** Start Items **

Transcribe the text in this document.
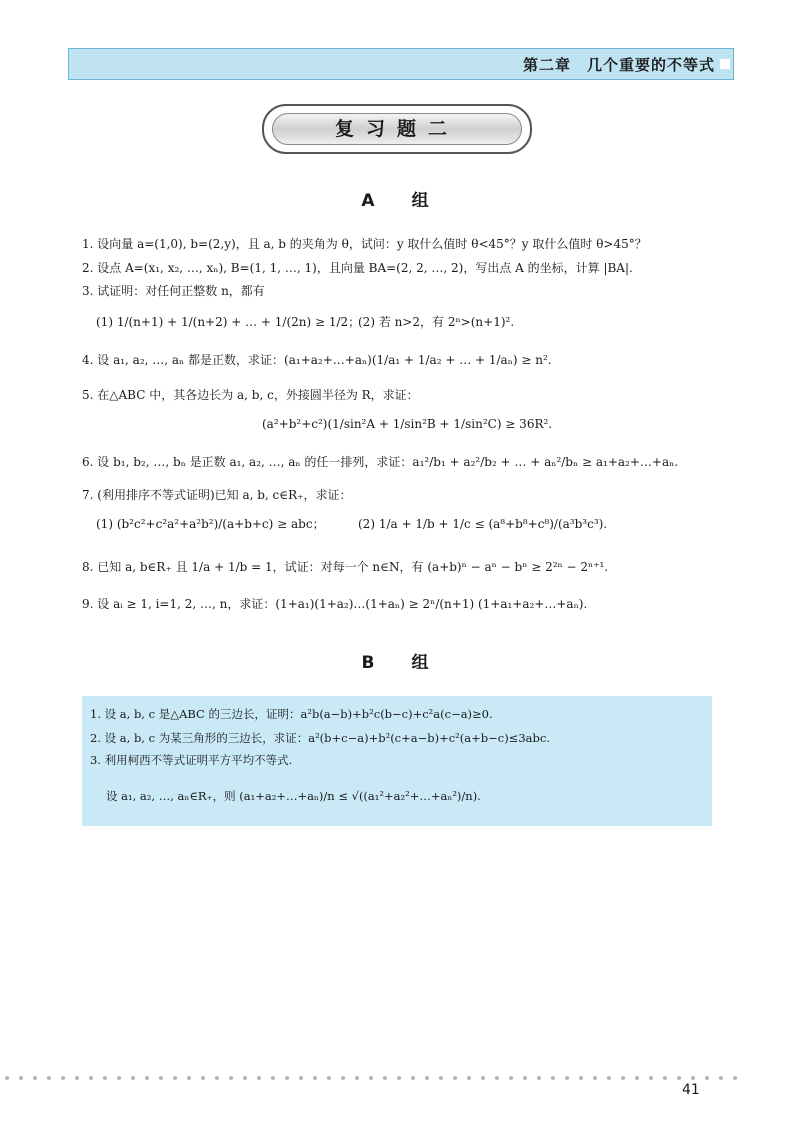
第二章　几个重要的不等式
复习题二
A　组
1. 设向量 a=(1,0), b=(2,y)，且 a, b 的夹角为 θ，试问：y 取什么值时 θ<45°？y 取什么值时 θ>45°？
2. 设点 A=(x₁, x₂, …, xₙ), B=(1, 1, …, 1)，且向量 BA=(2, 2, …, 2)，写出点 A 的坐标，计算 |BA|.
3. 试证明：对任何正整数 n，都有
(1) 1/(n+1) + 1/(n+2) + … + 1/(2n) ≥ 1/2；
(2) 若 n>2，有 2ⁿ>(n+1)².
4. 设 a₁, a₂, …, aₙ 都是正数，求证：(a₁+a₂+…+aₙ)(1/a₁ + 1/a₂ + … + 1/aₙ) ≥ n².
5. 在△ABC 中，其各边长为 a, b, c，外接圆半径为 R，求证：
(a²+b²+c²)(1/sin²A + 1/sin²B + 1/sin²C) ≥ 36R².
6. 设 b₁, b₂, …, bₙ 是正数 a₁, a₂, …, aₙ 的任一排列，求证：a₁²/b₁ + a₂²/b₂ + … + aₙ²/bₙ ≥ a₁+a₂+…+aₙ.
7. (利用排序不等式证明)已知 a, b, c∈R₊，求证：
(1) (b²c²+c²a²+a²b²)/(a+b+c) ≥ abc；	(2) 1/a + 1/b + 1/c ≤ (a⁸+b⁸+c⁸)/(a³b³c³).
8. 已知 a, b∈R₊ 且 1/a + 1/b = 1，试证：对每一个 n∈N，有 (a+b)ⁿ − aⁿ − bⁿ ≥ 2²ⁿ − 2ⁿ⁺¹.
9. 设 aᵢ ≥ 1, i=1, 2, …, n，求证：(1+a₁)(1+a₂)…(1+aₙ) ≥ 2ⁿ/(n+1) (1+a₁+a₂+…+aₙ).
B　组
1. 设 a, b, c 是△ABC 的三边长，证明：a²b(a−b)+b²c(b−c)+c²a(c−a)≥0.
2. 设 a, b, c 为某三角形的三边长，求证：a²(b+c−a)+b²(c+a−b)+c²(a+b−c)≤3abc.
3. 利用柯西不等式证明平方平均不等式.
设 a₁, a₂, …, aₙ∈R₊，则 (a₁+a₂+…+aₙ)/n ≤ √((a₁²+a₂²+…+aₙ²)/n).
41
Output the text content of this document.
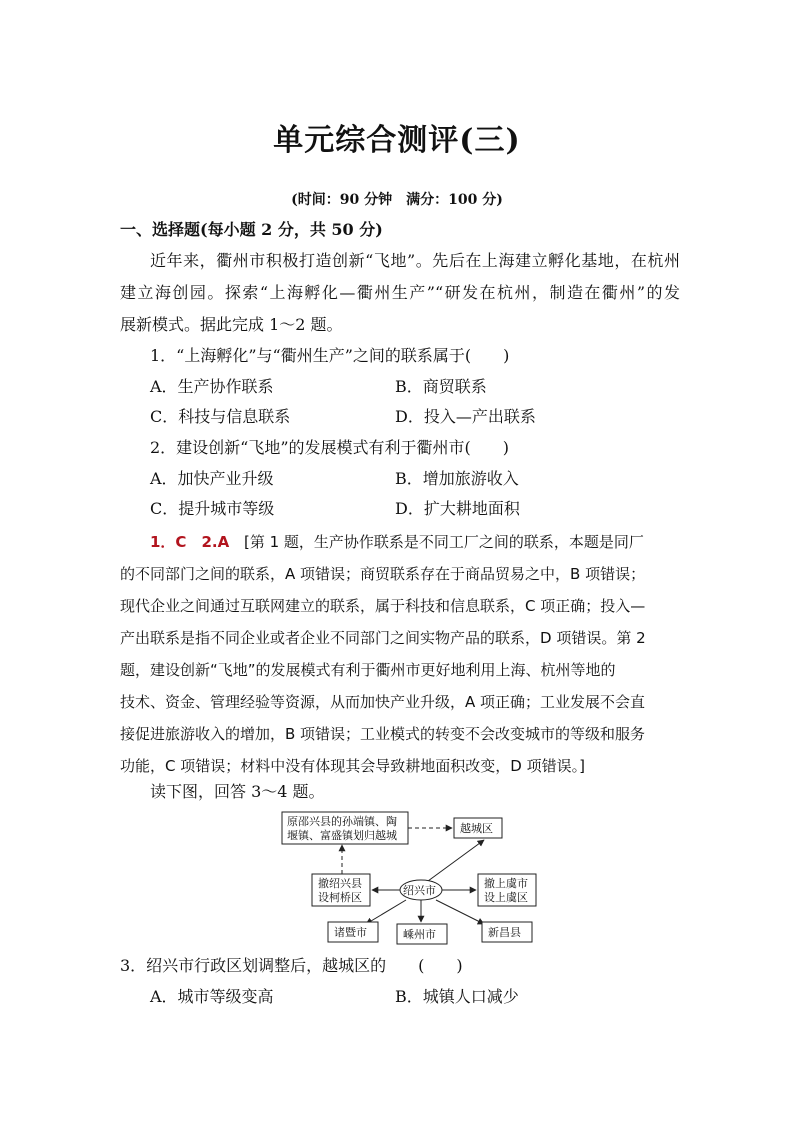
单元综合测评(三)
(时间：90 分钟　满分：100 分)
一、选择题(每小题 2 分，共 50 分)
近年来，衢州市积极打造创新“飞地”。先后在上海建立孵化基地，在杭州
建立海创园。探索“上海孵化—衢州生产”“研发在杭州，制造在衢州”的发
展新模式。据此完成 1～2 题。
1．“上海孵化”与“衢州生产”之间的联系属于(　　)
A．生产协作联系	B．商贸联系
C．科技与信息联系	D．投入—产出联系
2．建设创新“飞地”的发展模式有利于衢州市(　　)
A．加快产业升级	B．增加旅游收入
C．提升城市等级	D．扩大耕地面积
1．C　2.A [第 1 题，生产协作联系是不同工厂之间的联系，本题是同厂
的不同部门之间的联系，A 项错误；商贸联系存在于商品贸易之中，B 项错误；
现代企业之间通过互联网建立的联系，属于科技和信息联系，C 项正确；投入—
产出联系是指不同企业或者企业不同部门之间实物产品的联系，D 项错误。第 2
题，建设创新“飞地”的发展模式有利于衢州市更好地利用上海、杭州等地的
技术、资金、管理经验等资源，从而加快产业升级，A 项正确；工业发展不会直
接促进旅游收入的增加，B 项错误；工业模式的转变不会改变城市的等级和服务
功能，C 项错误；材料中没有体现其会导致耕地面积改变，D 项错误。]
读下图，回答 3～4 题。
原邵兴县的孙端镇、陶
堰镇、富盛镇划归越城
越城区
绍兴市
撤绍兴县
设柯桥区
撤上虞市
设上虞区
诸暨市	嵊州市	新昌县
3．绍兴市行政区划调整后，越城区的　　(　　)
A．城市等级变高	B．城镇人口减少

** End Items **

**Given task**
Leave the pictures out and reproduce all of the records exactly.

**Final answer**
Transcribe the text in this document.
第二章　几个重要的不等式
复习题二
A　组
1. 设向量 a=(1,0), b=(2,y)，且 a, b 的夹角为 θ，试问：y 取什么值时 θ<45°？y 取什么值时 θ>45°？
2. 设点 A=(x₁, x₂, …, xₙ), B=(1, 1, …, 1)，且向量 BA=(2, 2, …, 2)，写出点 A 的坐标，计算 |BA|.
3. 试证明：对任何正整数 n，都有
(1) 1/(n+1) + 1/(n+2) + … + 1/(2n) ≥ 1/2；
(2) 若 n>2，有 2ⁿ>(n+1)².
4. 设 a₁, a₂, …, aₙ 都是正数，求证：(a₁+a₂+…+aₙ)(1/a₁ + 1/a₂ + … + 1/aₙ) ≥ n².
5. 在△ABC 中，其各边长为 a, b, c，外接圆半径为 R，求证：
(a²+b²+c²)(1/sin²A + 1/sin²B + 1/sin²C) ≥ 36R².
6. 设 b₁, b₂, …, bₙ 是正数 a₁, a₂, …, aₙ 的任一排列，求证：a₁²/b₁ + a₂²/b₂ + … + aₙ²/bₙ ≥ a₁+a₂+…+aₙ.
7. (利用排序不等式证明)已知 a, b, c∈R₊，求证：
(1) (b²c²+c²a²+a²b²)/(a+b+c) ≥ abc；	(2) 1/a + 1/b + 1/c ≤ (a⁸+b⁸+c⁸)/(a³b³c³).
8. 已知 a, b∈R₊ 且 1/a + 1/b = 1，试证：对每一个 n∈N，有 (a+b)ⁿ − aⁿ − bⁿ ≥ 2²ⁿ − 2ⁿ⁺¹.
9. 设 aᵢ ≥ 1, i=1, 2, …, n，求证：(1+a₁)(1+a₂)…(1+aₙ) ≥ 2ⁿ/(n+1) (1+a₁+a₂+…+aₙ).
B　组
1. 设 a, b, c 是△ABC 的三边长，证明：a²b(a−b)+b²c(b−c)+c²a(c−a)≥0.
2. 设 a, b, c 为某三角形的三边长，求证：a²(b+c−a)+b²(c+a−b)+c²(a+b−c)≤3abc.
3. 利用柯西不等式证明平方平均不等式.
设 a₁, a₂, …, aₙ∈R₊，则 (a₁+a₂+…+aₙ)/n ≤ √((a₁²+a₂²+…+aₙ²)/n).
41
Output the text content of this document.
单元综合测评(三)
(时间：90 分钟　满分：100 分)
一、选择题(每小题 2 分，共 50 分)
近年来，衢州市积极打造创新“飞地”。先后在上海建立孵化基地，在杭州
建立海创园。探索“上海孵化—衢州生产”“研发在杭州，制造在衢州”的发
展新模式。据此完成 1～2 题。
1．“上海孵化”与“衢州生产”之间的联系属于(　　)
A．生产协作联系	B．商贸联系
C．科技与信息联系	D．投入—产出联系
2．建设创新“飞地”的发展模式有利于衢州市(　　)
A．加快产业升级	B．增加旅游收入
C．提升城市等级	D．扩大耕地面积
1．C　2.A [第 1 题，生产协作联系是不同工厂之间的联系，本题是同厂
的不同部门之间的联系，A 项错误；商贸联系存在于商品贸易之中，B 项错误；
现代企业之间通过互联网建立的联系，属于科技和信息联系，C 项正确；投入—
产出联系是指不同企业或者企业不同部门之间实物产品的联系，D 项错误。第 2
题，建设创新“飞地”的发展模式有利于衢州市更好地利用上海、杭州等地的
技术、资金、管理经验等资源，从而加快产业升级，A 项正确；工业发展不会直
接促进旅游收入的增加，B 项错误；工业模式的转变不会改变城市的等级和服务
功能，C 项错误；材料中没有体现其会导致耕地面积改变，D 项错误。]
读下图，回答 3～4 题。
原邵兴县的孙端镇、陶
堰镇、富盛镇划归越城
越城区
绍兴市
撤绍兴县
设柯桥区
撤上虞市
设上虞区
诸暨市	嵊州市	新昌县
3．绍兴市行政区划调整后，越城区的　　(　　)
A．城市等级变高	B．城镇人口减少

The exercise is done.